[Raw records]
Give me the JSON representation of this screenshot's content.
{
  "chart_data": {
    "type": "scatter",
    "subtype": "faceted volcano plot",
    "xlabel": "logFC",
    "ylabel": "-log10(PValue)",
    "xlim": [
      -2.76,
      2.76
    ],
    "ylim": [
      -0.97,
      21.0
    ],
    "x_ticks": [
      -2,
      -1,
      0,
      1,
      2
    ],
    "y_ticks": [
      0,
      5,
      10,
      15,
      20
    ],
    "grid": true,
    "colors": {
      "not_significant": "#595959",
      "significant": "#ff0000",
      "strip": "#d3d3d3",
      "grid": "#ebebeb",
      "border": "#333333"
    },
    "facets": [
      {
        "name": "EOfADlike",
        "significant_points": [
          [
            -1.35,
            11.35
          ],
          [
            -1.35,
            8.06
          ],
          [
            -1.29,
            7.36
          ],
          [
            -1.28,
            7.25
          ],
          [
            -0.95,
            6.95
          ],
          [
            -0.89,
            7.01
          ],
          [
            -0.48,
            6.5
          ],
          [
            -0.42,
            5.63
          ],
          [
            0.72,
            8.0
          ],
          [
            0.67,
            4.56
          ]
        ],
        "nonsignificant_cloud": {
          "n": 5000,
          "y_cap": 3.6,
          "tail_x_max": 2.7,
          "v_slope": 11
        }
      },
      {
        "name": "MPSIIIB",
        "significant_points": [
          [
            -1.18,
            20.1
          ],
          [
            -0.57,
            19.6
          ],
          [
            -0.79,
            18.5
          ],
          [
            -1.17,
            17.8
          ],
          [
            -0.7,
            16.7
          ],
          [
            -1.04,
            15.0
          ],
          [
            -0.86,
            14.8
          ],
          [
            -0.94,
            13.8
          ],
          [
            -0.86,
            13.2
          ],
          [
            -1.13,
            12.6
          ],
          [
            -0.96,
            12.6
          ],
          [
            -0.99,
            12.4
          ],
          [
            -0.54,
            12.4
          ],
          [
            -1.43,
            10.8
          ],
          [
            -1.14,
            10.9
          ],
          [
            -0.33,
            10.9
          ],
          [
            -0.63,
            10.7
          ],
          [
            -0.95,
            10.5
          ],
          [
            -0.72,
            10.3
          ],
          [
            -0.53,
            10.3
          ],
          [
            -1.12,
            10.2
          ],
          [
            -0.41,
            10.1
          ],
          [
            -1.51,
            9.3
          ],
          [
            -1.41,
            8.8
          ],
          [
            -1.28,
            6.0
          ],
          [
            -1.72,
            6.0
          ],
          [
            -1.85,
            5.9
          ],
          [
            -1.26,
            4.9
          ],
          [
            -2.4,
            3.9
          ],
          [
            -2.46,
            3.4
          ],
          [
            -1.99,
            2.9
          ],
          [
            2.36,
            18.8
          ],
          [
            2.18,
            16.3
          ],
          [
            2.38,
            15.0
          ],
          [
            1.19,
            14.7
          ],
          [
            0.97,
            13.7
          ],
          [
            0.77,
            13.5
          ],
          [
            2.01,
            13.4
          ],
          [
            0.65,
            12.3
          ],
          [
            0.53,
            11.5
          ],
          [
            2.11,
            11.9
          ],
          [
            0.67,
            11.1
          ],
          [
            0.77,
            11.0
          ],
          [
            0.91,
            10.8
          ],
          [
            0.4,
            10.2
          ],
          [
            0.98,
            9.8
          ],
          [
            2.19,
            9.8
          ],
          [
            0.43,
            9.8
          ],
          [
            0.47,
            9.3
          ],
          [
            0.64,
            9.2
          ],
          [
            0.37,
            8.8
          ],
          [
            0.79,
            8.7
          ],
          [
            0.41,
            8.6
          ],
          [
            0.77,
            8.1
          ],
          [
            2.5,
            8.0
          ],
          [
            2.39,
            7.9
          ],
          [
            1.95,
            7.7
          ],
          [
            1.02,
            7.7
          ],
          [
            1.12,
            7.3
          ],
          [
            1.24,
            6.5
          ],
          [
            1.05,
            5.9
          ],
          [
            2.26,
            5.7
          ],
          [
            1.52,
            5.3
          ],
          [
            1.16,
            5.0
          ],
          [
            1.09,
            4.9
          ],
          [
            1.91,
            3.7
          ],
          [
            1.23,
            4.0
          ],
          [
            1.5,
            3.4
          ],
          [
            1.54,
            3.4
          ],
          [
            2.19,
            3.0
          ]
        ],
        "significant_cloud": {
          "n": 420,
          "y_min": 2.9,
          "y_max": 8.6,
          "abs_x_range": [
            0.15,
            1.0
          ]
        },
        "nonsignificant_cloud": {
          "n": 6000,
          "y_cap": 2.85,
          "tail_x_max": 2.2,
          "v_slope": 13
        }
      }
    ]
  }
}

• _Given instruction_: Transcribe all entries exactly as they are given.

• _Right answer_:
Give me the JSON representation of this screenshot's content.
{
  "chart_data": {
    "type": "scatter",
    "subtype": "faceted volcano plot",
    "xlabel": "logFC",
    "ylabel": "-log10(PValue)",
    "xlim": [
      -2.76,
      2.76
    ],
    "ylim": [
      -0.97,
      21.0
    ],
    "x_ticks": [
      -2,
      -1,
      0,
      1,
      2
    ],
    "y_ticks": [
      0,
      5,
      10,
      15,
      20
    ],
    "grid": true,
    "colors": {
      "not_significant": "#595959",
      "significant": "#ff0000",
      "strip": "#d3d3d3",
      "grid": "#ebebeb",
      "border": "#333333"
    },
    "facets": [
      {
        "name": "EOfADlike",
        "significant_points": [
          [
            -1.35,
            11.35
          ],
          [
            -1.35,
            8.06
          ],
          [
            -1.29,
            7.36
          ],
          [
            -1.28,
            7.25
          ],
          [
            -0.95,
            6.95
          ],
          [
            -0.89,
            7.01
          ],
          [
            -0.48,
            6.5
          ],
          [
            -0.42,
            5.63
          ],
          [
            0.72,
            8.0
          ],
          [
            0.67,
            4.56
          ]
        ],
        "nonsignificant_cloud": {
          "n": 5000,
          "y_cap": 3.6,
          "tail_x_max": 2.7,
          "v_slope": 11
        }
      },
      {
        "name": "MPSIIIB",
        "significant_points": [
          [
            -1.18,
            20.1
          ],
          [
            -0.57,
            19.6
          ],
          [
            -0.79,
            18.5
          ],
          [
            -1.17,
            17.8
          ],
          [
            -0.7,
            16.7
          ],
          [
            -1.04,
            15.0
          ],
          [
            -0.86,
            14.8
          ],
          [
            -0.94,
            13.8
          ],
          [
            -0.86,
            13.2
          ],
          [
            -1.13,
            12.6
          ],
          [
            -0.96,
            12.6
          ],
          [
            -0.99,
            12.4
          ],
          [
            -0.54,
            12.4
          ],
          [
            -1.43,
            10.8
          ],
          [
            -1.14,
            10.9
          ],
          [
            -0.33,
            10.9
          ],
          [
            -0.63,
            10.7
          ],
          [
            -0.95,
            10.5
          ],
          [
            -0.72,
            10.3
          ],
          [
            -0.53,
            10.3
          ],
          [
            -1.12,
            10.2
          ],
          [
            -0.41,
            10.1
          ],
          [
            -1.51,
            9.3
          ],
          [
            -1.41,
            8.8
          ],
          [
            -1.28,
            6.0
          ],
          [
            -1.72,
            6.0
          ],
          [
            -1.85,
            5.9
          ],
          [
            -1.26,
            4.9
          ],
          [
            -2.4,
            3.9
          ],
          [
            -2.46,
            3.4
          ],
          [
            -1.99,
            2.9
          ],
          [
            2.36,
            18.8
          ],
          [
            2.18,
            16.3
          ],
          [
            2.38,
            15.0
          ],
          [
            1.19,
            14.7
          ],
          [
            0.97,
            13.7
          ],
          [
            0.77,
            13.5
          ],
          [
            2.01,
            13.4
          ],
          [
            0.65,
            12.3
          ],
          [
            0.53,
            11.5
          ],
          [
            2.11,
            11.9
          ],
          [
            0.67,
            11.1
          ],
          [
            0.77,
            11.0
          ],
          [
            0.91,
            10.8
          ],
          [
            0.4,
            10.2
          ],
          [
            0.98,
            9.8
          ],
          [
            2.19,
            9.8
          ],
          [
            0.43,
            9.8
          ],
          [
            0.47,
            9.3
          ],
          [
            0.64,
            9.2
          ],
          [
            0.37,
            8.8
          ],
          [
            0.79,
            8.7
          ],
          [
            0.41,
            8.6
          ],
          [
            0.77,
            8.1
          ],
          [
            2.5,
            8.0
          ],
          [
            2.39,
            7.9
          ],
          [
            1.95,
            7.7
          ],
          [
            1.02,
            7.7
          ],
          [
            1.12,
            7.3
          ],
          [
            1.24,
            6.5
          ],
          [
            1.05,
            5.9
          ],
          [
            2.26,
            5.7
          ],
          [
            1.52,
            5.3
          ],
          [
            1.16,
            5.0
          ],
          [
            1.09,
            4.9
          ],
          [
            1.91,
            3.7
          ],
          [
            1.23,
            4.0
          ],
          [
            1.5,
            3.4
          ],
          [
            1.54,
            3.4
          ],
          [
            2.19,
            3.0
          ]
        ],
        "significant_cloud": {
          "n": 420,
          "y_min": 2.9,
          "y_max": 8.6,
          "abs_x_range": [
            0.15,
            1.0
          ]
        },
        "nonsignificant_cloud": {
          "n": 6000,
          "y_cap": 2.85,
          "tail_x_max": 2.2,
          "v_slope": 13
        }
      }
    ]
  }
}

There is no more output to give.